[start of MATERIAL PROVIDED]

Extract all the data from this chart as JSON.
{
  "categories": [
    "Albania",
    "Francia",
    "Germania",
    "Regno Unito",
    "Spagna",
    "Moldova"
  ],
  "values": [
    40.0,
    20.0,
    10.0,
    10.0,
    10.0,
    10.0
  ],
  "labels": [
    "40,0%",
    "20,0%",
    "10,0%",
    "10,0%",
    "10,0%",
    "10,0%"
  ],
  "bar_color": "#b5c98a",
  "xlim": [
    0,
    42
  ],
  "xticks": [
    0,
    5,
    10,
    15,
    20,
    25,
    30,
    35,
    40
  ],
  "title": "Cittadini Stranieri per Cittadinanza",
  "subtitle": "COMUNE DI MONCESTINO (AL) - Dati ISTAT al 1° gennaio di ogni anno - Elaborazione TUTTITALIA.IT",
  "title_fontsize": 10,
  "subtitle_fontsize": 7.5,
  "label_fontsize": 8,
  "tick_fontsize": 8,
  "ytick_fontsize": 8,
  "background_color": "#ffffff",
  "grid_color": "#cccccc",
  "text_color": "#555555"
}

[end of MATERIAL PROVIDED]

| INSTRUCTION |
In this exercise, repeat all entries exactly.

| EXERCISE ANSWER |
Extract all the data from this chart as JSON.
{
  "categories": [
    "Albania",
    "Francia",
    "Germania",
    "Regno Unito",
    "Spagna",
    "Moldova"
  ],
  "values": [
    40.0,
    20.0,
    10.0,
    10.0,
    10.0,
    10.0
  ],
  "labels": [
    "40,0%",
    "20,0%",
    "10,0%",
    "10,0%",
    "10,0%",
    "10,0%"
  ],
  "bar_color": "#b5c98a",
  "xlim": [
    0,
    42
  ],
  "xticks": [
    0,
    5,
    10,
    15,
    20,
    25,
    30,
    35,
    40
  ],
  "title": "Cittadini Stranieri per Cittadinanza",
  "subtitle": "COMUNE DI MONCESTINO (AL) - Dati ISTAT al 1° gennaio di ogni anno - Elaborazione TUTTITALIA.IT",
  "title_fontsize": 10,
  "subtitle_fontsize": 7.5,
  "label_fontsize": 8,
  "tick_fontsize": 8,
  "ytick_fontsize": 8,
  "background_color": "#ffffff",
  "grid_color": "#cccccc",
  "text_color": "#555555"
}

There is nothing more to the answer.